> _OBJECTIVE_:
Determine the count of lines holding "ffffff" and give that count alone.

> _DATA TO PROCESS_:
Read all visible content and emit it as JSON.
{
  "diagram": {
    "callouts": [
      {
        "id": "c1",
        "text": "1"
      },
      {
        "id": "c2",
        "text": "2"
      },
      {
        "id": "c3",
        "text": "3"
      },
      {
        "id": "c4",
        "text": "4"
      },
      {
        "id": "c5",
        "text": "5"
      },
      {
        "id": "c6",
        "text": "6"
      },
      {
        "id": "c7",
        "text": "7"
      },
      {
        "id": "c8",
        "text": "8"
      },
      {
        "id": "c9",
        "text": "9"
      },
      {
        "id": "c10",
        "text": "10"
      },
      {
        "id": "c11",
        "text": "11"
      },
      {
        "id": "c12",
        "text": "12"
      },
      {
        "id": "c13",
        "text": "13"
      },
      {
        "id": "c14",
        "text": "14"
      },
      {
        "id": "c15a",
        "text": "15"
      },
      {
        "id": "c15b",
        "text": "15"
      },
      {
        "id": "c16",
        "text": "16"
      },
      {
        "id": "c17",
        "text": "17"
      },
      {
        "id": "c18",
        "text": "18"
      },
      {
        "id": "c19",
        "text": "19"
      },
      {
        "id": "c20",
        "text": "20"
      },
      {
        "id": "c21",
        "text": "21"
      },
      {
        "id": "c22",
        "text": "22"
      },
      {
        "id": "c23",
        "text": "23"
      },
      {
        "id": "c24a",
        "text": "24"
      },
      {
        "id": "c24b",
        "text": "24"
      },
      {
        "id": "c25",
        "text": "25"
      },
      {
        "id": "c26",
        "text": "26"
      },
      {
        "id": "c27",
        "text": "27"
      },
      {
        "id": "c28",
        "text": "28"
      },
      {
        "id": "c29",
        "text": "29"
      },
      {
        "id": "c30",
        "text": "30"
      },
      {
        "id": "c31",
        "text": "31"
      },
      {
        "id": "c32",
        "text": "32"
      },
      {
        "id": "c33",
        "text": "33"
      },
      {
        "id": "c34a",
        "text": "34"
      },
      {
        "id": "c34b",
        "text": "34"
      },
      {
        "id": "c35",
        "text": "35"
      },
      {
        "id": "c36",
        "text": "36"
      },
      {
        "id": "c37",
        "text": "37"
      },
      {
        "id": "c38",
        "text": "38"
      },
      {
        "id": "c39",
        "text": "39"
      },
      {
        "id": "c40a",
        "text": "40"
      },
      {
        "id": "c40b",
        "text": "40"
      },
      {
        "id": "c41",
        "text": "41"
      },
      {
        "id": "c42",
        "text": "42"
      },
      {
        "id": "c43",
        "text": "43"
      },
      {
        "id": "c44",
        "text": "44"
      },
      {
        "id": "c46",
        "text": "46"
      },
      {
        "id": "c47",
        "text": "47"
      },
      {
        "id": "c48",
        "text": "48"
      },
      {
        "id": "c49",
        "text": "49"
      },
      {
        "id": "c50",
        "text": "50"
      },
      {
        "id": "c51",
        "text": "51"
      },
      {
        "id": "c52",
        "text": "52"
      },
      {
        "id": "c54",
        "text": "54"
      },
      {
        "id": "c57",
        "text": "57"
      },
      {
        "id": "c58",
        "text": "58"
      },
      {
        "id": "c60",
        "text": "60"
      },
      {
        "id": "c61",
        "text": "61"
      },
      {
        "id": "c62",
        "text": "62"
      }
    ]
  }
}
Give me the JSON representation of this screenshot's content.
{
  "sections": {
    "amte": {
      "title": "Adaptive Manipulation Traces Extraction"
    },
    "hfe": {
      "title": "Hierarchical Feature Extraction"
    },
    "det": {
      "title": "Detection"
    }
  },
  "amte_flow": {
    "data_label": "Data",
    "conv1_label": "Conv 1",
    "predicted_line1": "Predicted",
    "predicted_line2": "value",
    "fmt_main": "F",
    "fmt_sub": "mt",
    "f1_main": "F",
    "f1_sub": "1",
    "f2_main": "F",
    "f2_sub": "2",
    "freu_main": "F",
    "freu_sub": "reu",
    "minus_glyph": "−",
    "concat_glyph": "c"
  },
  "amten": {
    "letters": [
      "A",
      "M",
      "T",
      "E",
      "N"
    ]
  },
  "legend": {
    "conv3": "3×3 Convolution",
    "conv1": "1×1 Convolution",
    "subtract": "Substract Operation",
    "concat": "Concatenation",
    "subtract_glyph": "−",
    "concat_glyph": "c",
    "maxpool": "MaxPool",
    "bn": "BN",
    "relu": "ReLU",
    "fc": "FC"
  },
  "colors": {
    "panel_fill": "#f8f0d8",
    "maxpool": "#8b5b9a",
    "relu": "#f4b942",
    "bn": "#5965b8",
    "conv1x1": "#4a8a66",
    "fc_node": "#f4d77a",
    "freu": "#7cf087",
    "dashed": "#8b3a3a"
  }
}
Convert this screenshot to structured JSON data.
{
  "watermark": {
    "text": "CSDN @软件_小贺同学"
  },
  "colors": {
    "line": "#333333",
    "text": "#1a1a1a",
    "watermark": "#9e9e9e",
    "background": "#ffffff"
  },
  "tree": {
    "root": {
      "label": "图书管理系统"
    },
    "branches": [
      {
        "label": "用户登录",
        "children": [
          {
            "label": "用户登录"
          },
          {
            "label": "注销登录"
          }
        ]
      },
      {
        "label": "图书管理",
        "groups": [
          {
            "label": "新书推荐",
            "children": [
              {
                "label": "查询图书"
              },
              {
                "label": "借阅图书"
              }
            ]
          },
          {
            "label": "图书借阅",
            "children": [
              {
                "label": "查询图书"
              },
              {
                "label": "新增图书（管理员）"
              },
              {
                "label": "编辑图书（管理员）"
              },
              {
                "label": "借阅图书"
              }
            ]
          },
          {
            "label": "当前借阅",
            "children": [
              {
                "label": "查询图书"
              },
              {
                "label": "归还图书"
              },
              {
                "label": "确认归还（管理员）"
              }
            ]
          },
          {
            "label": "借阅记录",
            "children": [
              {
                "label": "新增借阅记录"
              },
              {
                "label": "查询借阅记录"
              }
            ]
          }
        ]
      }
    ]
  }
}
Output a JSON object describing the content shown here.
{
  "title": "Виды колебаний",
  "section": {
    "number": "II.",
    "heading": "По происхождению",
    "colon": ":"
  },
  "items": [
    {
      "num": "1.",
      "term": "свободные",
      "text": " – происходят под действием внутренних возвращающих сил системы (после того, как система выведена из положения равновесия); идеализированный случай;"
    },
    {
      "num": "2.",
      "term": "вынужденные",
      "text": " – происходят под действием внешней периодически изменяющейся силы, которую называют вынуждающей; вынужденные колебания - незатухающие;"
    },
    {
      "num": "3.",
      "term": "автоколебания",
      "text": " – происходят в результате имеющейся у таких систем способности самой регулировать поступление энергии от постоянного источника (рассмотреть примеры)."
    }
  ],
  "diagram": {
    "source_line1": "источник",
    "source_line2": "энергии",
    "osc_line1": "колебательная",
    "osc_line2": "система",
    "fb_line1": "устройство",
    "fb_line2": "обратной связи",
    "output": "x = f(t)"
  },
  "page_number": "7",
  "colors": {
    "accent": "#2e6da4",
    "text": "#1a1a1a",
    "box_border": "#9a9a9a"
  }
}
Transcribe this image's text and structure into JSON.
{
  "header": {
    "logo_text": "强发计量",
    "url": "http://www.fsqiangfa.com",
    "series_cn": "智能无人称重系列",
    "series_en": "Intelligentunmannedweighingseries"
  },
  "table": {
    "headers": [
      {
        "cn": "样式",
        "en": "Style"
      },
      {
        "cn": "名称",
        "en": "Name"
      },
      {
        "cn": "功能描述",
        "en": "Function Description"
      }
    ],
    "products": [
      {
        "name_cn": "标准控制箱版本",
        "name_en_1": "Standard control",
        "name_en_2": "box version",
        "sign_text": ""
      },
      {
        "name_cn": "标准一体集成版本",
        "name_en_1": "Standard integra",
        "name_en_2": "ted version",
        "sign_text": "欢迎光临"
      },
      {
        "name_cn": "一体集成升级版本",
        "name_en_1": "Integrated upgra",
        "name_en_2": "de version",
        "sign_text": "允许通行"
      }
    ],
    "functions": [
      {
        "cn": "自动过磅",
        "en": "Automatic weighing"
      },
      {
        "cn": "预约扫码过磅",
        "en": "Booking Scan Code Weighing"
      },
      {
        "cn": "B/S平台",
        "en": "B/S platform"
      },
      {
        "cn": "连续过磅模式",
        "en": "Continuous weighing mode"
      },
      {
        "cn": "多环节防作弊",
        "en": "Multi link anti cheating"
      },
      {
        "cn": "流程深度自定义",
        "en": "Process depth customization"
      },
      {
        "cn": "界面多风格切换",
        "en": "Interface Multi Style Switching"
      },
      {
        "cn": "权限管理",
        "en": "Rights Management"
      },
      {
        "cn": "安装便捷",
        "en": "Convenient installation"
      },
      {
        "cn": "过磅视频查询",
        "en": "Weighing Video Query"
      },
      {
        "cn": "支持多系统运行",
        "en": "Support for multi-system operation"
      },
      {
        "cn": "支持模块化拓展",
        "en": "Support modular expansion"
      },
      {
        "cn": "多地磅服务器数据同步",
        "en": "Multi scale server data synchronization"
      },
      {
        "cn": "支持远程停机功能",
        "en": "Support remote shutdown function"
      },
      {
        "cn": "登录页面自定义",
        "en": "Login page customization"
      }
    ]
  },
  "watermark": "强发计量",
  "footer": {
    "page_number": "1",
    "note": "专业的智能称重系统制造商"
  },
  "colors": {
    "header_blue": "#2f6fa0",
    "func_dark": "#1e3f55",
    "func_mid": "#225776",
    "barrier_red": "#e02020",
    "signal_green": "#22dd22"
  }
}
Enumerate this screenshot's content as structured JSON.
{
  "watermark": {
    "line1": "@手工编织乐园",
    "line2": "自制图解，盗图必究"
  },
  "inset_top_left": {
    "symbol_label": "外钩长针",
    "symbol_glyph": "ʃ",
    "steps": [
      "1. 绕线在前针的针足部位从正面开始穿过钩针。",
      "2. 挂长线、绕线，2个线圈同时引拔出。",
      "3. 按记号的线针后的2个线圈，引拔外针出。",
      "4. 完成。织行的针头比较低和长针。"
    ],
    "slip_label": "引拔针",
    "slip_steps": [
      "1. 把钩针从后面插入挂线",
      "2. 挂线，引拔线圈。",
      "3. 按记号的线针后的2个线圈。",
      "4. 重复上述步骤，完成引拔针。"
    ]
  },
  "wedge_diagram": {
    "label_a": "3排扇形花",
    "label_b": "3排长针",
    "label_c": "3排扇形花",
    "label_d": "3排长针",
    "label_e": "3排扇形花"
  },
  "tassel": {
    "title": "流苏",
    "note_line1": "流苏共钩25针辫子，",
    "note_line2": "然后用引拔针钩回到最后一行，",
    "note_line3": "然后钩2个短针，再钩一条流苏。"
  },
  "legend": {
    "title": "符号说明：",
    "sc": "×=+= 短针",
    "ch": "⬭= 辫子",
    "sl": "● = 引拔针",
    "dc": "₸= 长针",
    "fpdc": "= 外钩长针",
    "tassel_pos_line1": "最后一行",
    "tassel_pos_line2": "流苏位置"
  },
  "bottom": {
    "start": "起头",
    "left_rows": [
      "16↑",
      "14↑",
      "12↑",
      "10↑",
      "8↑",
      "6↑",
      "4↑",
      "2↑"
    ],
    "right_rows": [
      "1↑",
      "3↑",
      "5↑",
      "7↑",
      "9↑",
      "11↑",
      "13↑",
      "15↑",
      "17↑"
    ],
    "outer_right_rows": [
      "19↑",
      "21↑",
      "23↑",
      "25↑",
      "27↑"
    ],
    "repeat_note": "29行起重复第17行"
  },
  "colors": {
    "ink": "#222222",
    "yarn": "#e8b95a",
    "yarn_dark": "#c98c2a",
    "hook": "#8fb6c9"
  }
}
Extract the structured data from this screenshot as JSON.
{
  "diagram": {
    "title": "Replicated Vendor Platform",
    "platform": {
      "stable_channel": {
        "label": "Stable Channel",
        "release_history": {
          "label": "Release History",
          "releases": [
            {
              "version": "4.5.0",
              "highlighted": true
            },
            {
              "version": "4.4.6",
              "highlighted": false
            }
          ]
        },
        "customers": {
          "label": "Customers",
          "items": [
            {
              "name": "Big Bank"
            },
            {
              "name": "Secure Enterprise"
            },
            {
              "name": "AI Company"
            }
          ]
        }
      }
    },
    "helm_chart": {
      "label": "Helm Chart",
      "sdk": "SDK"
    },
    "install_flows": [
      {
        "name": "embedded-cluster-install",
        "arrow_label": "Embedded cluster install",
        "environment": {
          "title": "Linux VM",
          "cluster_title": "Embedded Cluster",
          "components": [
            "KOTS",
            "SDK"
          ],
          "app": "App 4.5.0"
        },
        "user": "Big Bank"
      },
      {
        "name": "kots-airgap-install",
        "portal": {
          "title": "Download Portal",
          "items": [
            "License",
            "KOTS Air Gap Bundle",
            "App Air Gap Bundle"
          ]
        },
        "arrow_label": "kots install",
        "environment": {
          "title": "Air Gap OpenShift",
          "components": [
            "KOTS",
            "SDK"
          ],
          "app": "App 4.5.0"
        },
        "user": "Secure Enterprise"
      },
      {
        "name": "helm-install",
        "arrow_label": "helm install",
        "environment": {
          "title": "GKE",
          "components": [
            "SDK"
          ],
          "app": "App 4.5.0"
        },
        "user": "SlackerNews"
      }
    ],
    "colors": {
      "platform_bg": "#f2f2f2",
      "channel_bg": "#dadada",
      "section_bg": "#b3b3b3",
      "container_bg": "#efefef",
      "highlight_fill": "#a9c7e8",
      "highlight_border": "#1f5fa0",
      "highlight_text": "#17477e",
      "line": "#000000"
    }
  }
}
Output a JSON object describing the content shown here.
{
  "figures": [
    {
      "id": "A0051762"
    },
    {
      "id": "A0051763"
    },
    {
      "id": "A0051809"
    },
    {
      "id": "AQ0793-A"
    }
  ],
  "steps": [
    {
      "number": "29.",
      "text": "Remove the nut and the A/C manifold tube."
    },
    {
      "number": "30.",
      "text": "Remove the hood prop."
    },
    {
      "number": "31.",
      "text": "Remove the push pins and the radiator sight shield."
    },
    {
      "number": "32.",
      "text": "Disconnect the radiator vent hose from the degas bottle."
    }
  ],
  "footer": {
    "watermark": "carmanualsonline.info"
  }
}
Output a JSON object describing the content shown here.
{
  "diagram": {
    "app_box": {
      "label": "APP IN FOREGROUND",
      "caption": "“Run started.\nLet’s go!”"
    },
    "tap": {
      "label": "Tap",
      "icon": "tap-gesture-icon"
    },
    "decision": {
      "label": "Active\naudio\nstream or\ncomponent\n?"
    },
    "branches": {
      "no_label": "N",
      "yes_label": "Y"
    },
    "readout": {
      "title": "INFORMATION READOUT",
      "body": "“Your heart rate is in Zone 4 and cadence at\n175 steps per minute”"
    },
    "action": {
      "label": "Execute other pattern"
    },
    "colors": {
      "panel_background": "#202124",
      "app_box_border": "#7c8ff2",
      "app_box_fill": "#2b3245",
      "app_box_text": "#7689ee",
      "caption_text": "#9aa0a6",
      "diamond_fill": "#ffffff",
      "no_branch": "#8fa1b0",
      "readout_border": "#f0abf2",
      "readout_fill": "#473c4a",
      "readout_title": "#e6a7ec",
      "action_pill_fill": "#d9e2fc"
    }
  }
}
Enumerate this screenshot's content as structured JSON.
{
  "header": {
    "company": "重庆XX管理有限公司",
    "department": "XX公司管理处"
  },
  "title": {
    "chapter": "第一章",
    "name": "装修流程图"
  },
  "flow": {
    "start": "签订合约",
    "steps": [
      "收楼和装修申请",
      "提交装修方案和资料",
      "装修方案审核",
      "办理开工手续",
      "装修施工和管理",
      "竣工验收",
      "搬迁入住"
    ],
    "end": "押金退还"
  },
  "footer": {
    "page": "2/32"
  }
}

> _RESULT FOR THIS TASK_:
2